Track down each line that has the word "cardíaco" and copy it.

> _INFORMATION PROVIDED_:
===============

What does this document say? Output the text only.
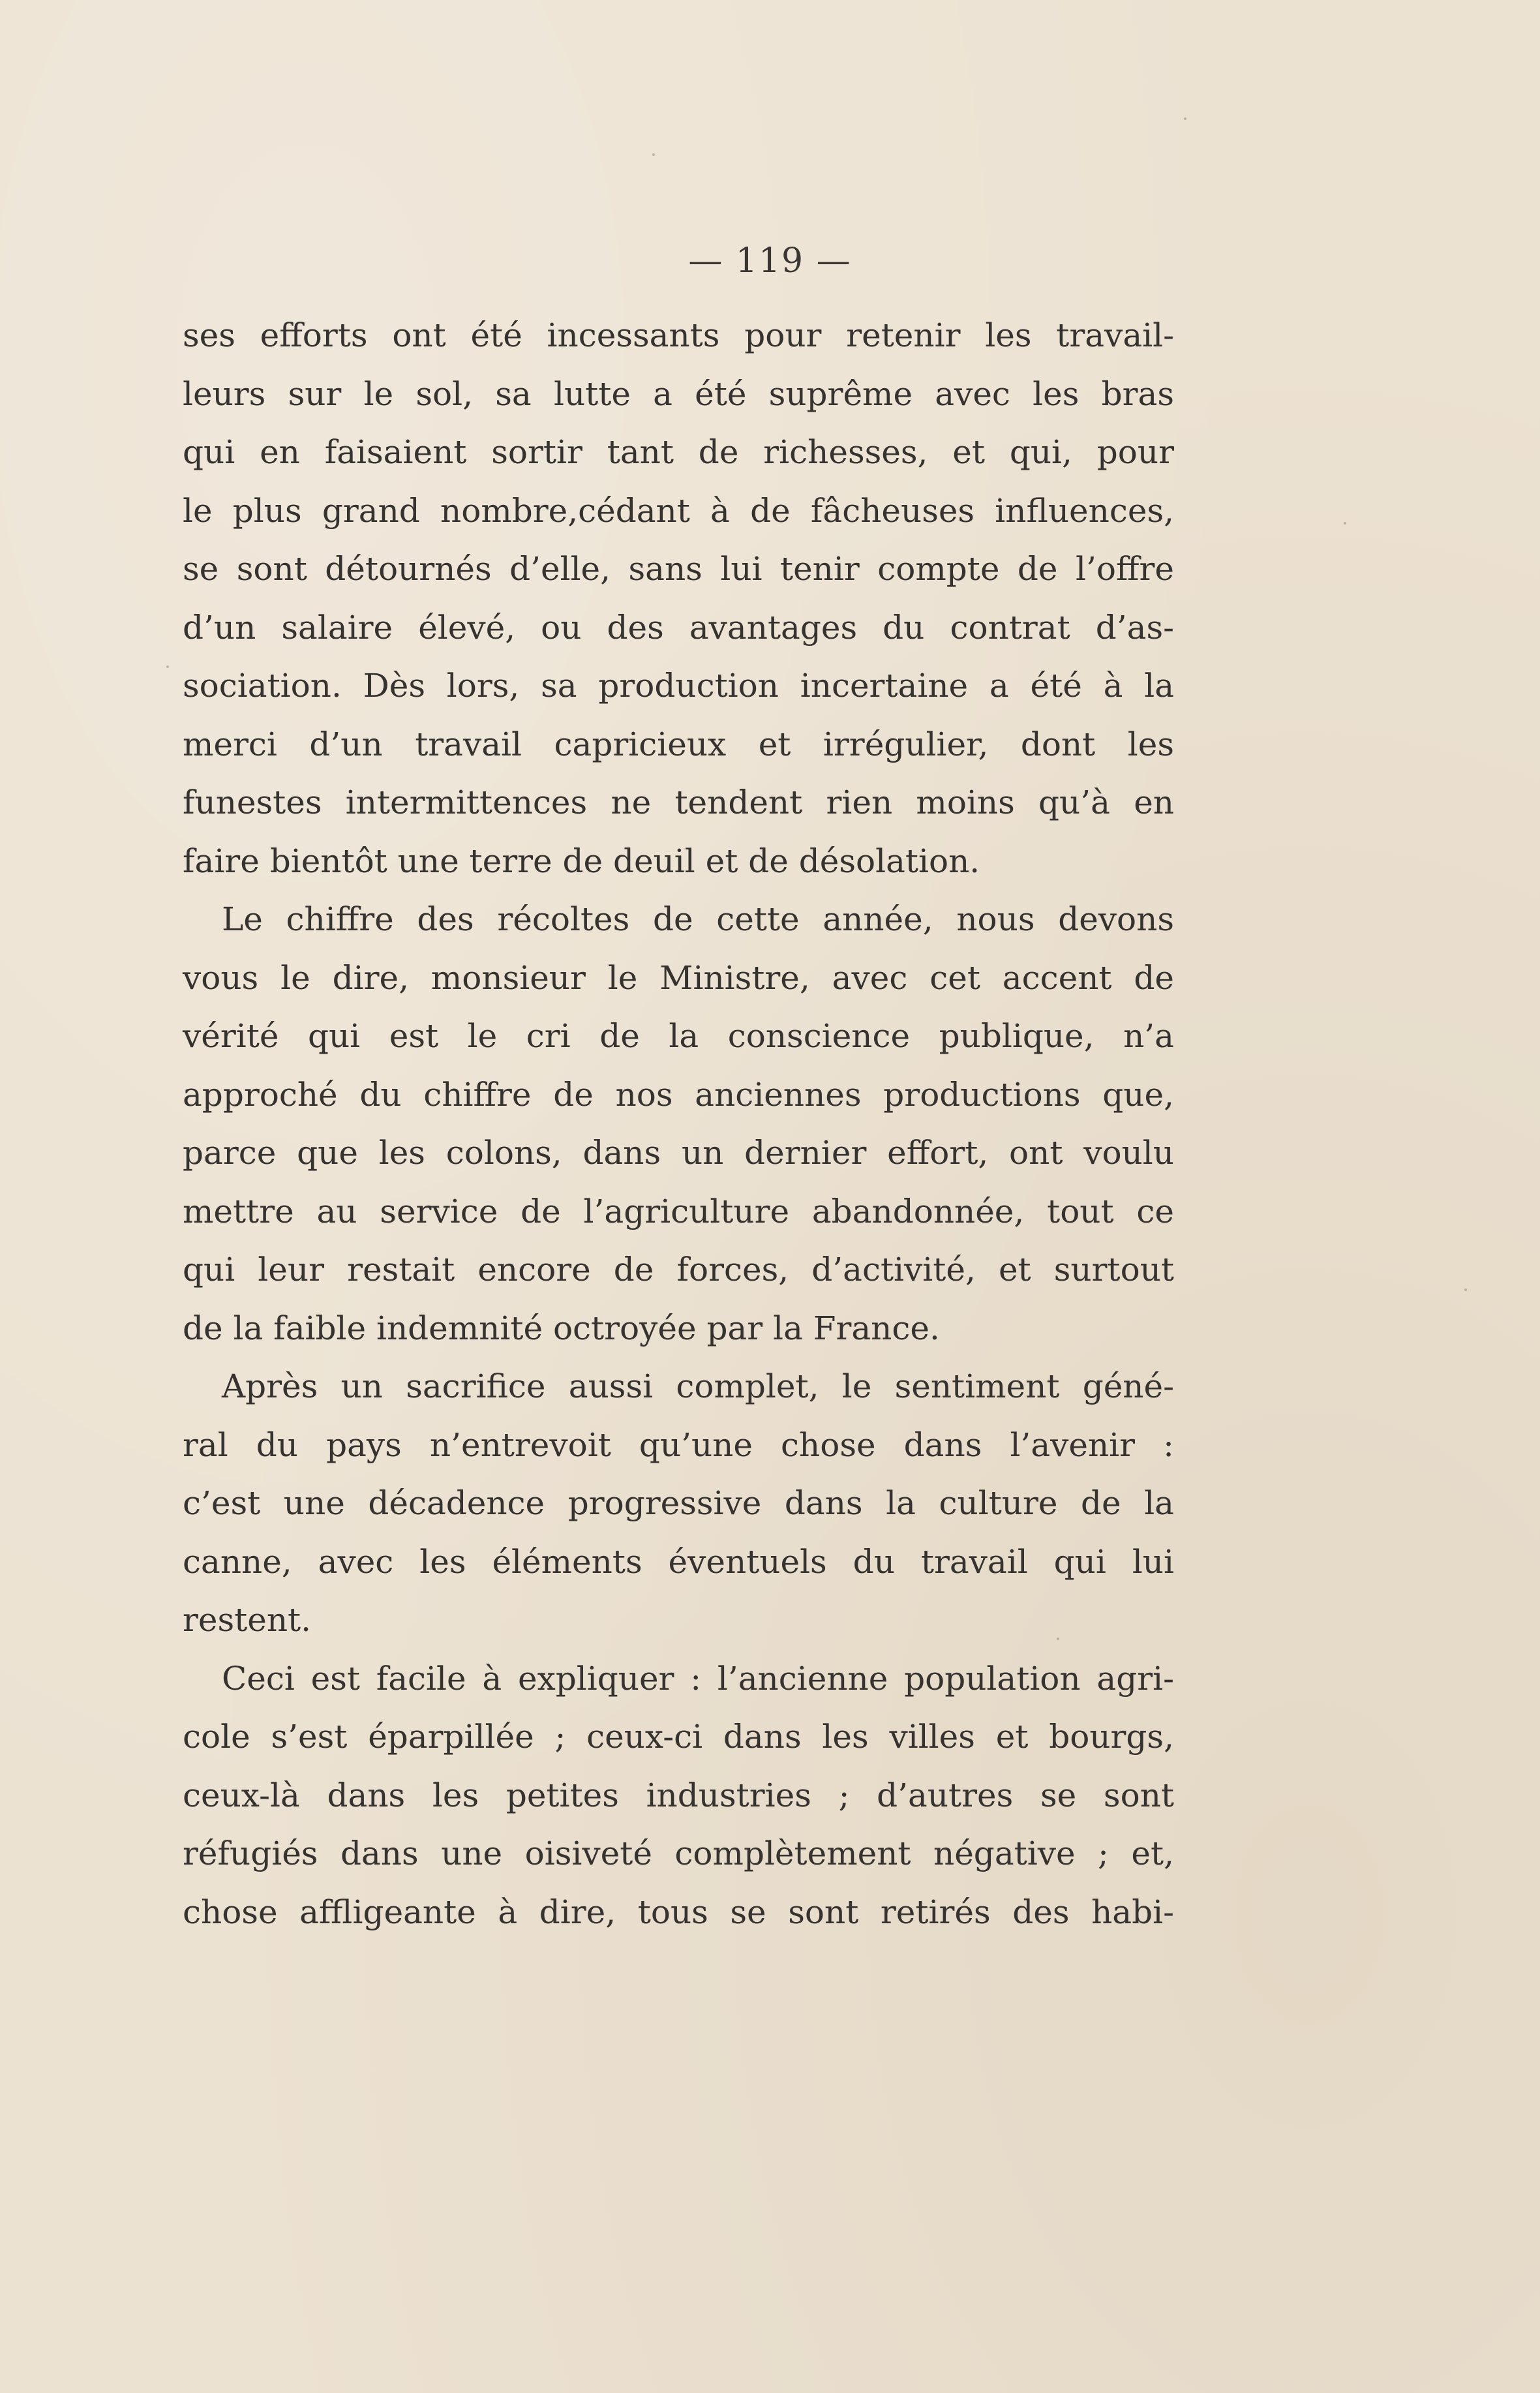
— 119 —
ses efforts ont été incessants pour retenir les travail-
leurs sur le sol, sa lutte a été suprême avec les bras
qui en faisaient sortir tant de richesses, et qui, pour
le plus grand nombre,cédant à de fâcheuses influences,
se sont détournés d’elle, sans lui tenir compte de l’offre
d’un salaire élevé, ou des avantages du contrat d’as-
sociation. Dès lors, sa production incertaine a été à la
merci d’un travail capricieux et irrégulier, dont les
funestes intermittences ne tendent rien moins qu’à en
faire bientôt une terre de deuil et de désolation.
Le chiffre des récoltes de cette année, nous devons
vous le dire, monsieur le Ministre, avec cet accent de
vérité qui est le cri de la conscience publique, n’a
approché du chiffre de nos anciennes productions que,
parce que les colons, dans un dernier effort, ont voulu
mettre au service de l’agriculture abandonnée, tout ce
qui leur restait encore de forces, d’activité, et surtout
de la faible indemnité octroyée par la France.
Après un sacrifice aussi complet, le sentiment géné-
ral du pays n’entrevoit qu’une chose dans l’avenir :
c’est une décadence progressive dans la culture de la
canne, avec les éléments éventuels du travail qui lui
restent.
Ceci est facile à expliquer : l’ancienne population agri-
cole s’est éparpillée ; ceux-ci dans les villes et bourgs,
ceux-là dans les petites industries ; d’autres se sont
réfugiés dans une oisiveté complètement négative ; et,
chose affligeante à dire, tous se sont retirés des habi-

===============

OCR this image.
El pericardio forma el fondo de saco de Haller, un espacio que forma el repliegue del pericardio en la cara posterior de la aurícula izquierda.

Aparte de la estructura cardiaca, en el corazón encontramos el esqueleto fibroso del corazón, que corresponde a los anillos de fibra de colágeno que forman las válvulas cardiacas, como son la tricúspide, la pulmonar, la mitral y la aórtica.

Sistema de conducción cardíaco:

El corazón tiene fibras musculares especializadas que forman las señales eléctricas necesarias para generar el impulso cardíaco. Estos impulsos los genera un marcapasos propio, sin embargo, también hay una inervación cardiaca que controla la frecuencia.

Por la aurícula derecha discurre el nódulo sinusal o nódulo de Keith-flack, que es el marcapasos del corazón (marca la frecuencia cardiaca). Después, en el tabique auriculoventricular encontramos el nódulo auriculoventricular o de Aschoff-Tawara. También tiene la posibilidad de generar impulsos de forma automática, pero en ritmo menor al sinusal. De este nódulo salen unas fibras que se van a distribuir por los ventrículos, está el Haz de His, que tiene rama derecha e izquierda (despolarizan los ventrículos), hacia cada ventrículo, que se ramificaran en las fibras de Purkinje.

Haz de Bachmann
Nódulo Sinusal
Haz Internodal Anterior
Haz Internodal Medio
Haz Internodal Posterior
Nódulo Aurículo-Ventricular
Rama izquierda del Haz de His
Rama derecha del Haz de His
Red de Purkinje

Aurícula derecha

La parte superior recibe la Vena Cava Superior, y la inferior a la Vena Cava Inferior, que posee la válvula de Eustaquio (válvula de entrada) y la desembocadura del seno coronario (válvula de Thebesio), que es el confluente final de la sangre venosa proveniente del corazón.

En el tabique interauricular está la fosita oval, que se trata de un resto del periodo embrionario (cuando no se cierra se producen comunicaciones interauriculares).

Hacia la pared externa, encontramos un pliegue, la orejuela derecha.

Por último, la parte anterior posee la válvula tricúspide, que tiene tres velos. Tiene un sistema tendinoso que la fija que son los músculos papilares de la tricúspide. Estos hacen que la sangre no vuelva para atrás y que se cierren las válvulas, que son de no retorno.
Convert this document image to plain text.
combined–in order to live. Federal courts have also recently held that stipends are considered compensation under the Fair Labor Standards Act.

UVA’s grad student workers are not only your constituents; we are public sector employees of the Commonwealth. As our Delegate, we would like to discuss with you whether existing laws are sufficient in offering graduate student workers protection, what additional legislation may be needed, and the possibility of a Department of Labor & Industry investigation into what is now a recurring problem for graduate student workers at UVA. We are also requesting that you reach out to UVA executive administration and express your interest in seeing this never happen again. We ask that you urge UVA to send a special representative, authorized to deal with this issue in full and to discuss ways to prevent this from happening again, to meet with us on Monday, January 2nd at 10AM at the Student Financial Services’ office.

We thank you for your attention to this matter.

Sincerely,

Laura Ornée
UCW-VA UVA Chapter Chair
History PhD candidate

===============

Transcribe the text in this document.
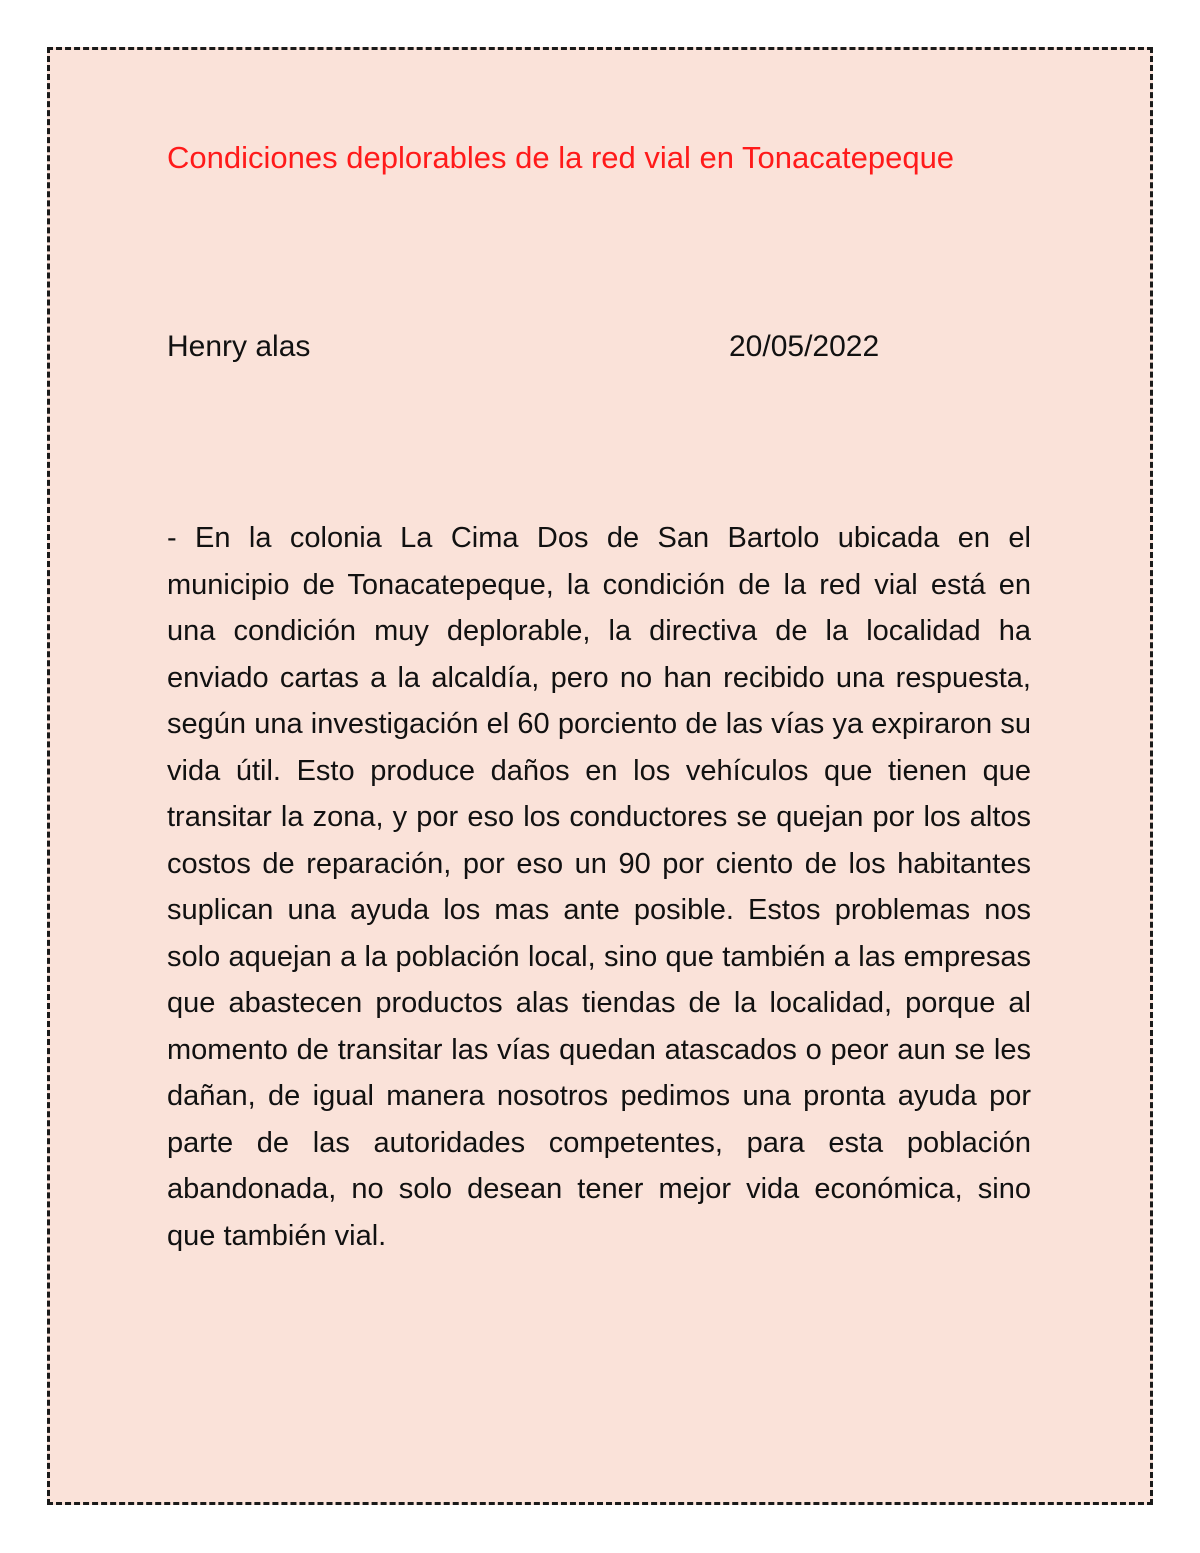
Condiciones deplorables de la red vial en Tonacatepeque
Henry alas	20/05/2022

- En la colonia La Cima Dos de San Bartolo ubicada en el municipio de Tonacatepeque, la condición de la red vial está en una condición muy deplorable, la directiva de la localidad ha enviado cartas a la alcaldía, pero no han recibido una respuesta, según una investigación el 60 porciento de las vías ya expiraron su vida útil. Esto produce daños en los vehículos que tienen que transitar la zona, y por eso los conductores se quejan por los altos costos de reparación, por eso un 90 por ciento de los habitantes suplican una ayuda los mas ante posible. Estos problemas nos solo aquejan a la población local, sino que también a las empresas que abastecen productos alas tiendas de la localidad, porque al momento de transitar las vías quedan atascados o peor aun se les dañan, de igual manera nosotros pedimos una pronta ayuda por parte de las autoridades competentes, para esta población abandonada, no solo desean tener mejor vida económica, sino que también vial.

===============

> _OUTPUT BELOW_:
Sistema de conducción cardíaco:
El corazón tiene fibras musculares especializadas que forman las señales eléctricas necesarias para generar el impulso cardíaco. Estos impulsos los genera un marcapasos propio, sin embargo, también hay una inervación cardiaca que controla la frecuencia.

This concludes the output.